» **TASK GOAL**:
Only the pictures are to be left out; set down the rest of the records exactly.

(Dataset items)
## START

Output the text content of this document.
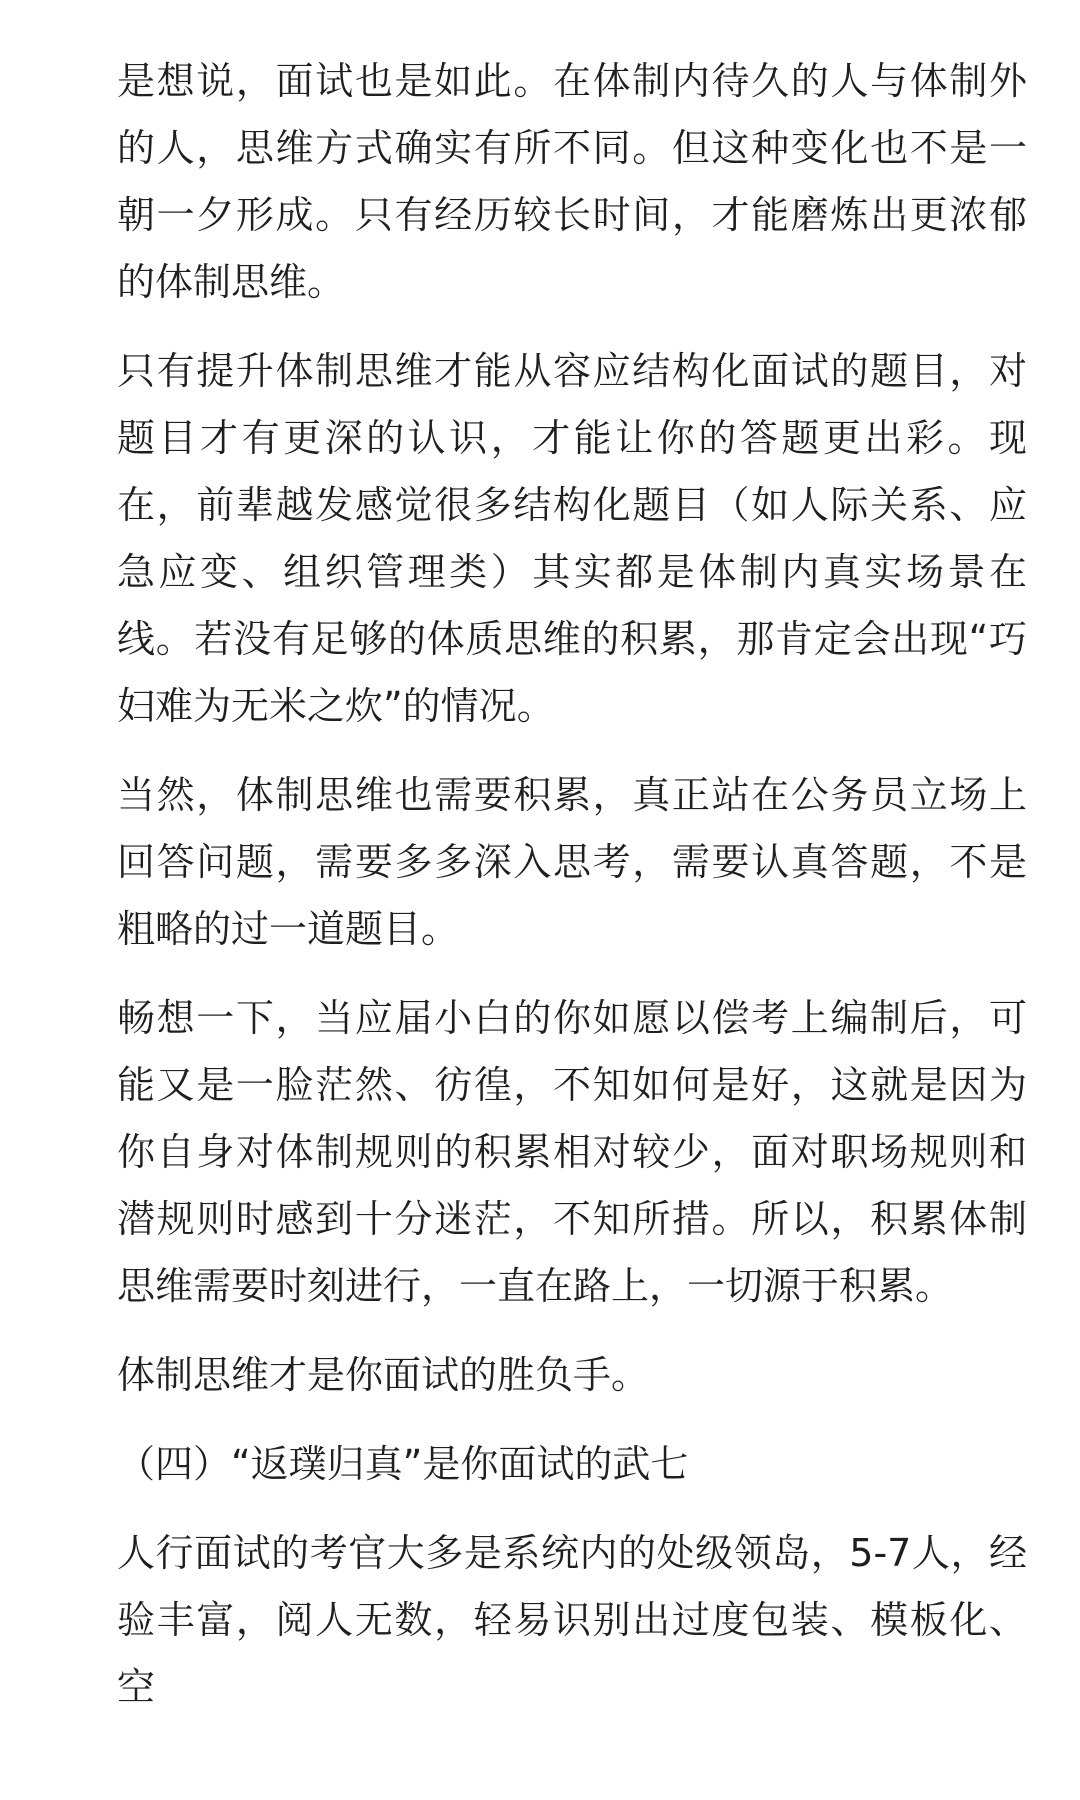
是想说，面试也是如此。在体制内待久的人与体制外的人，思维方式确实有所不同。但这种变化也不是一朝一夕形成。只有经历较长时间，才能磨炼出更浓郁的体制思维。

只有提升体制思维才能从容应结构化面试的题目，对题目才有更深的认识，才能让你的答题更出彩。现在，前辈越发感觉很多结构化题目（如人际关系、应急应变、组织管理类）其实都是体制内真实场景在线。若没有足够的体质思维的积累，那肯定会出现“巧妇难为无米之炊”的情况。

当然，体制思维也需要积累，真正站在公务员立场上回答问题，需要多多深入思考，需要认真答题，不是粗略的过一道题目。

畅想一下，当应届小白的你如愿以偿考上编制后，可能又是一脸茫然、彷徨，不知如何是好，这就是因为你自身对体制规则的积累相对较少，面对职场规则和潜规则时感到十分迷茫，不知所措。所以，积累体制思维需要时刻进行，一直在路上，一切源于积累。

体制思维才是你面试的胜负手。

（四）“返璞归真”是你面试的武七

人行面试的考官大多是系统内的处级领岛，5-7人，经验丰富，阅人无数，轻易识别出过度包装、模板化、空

## END

» **IN RESPONSE**:
Output the text content of this document.
是想说，面试也是如此。在体制内待久的人与体制外的人，思维方式确实有所不同。但这种变化也不是一朝一夕形成。只有经历较长时间，才能磨炼出更浓郁的体制思维。

只有提升体制思维才能从容应结构化面试的题目，对题目才有更深的认识，才能让你的答题更出彩。现在，前辈越发感觉很多结构化题目（如人际关系、应急应变、组织管理类）其实都是体制内真实场景在线。若没有足够的体质思维的积累，那肯定会出现“巧妇难为无米之炊”的情况。

当然，体制思维也需要积累，真正站在公务员立场上回答问题，需要多多深入思考，需要认真答题，不是粗略的过一道题目。

畅想一下，当应届小白的你如愿以偿考上编制后，可能又是一脸茫然、彷徨，不知如何是好，这就是因为你自身对体制规则的积累相对较少，面对职场规则和潜规则时感到十分迷茫，不知所措。所以，积累体制思维需要时刻进行，一直在路上，一切源于积累。

体制思维才是你面试的胜负手。

（四）“返璞归真”是你面试的武七

人行面试的考官大多是系统内的处级领岛，5-7人，经验丰富，阅人无数，轻易识别出过度包装、模板化、空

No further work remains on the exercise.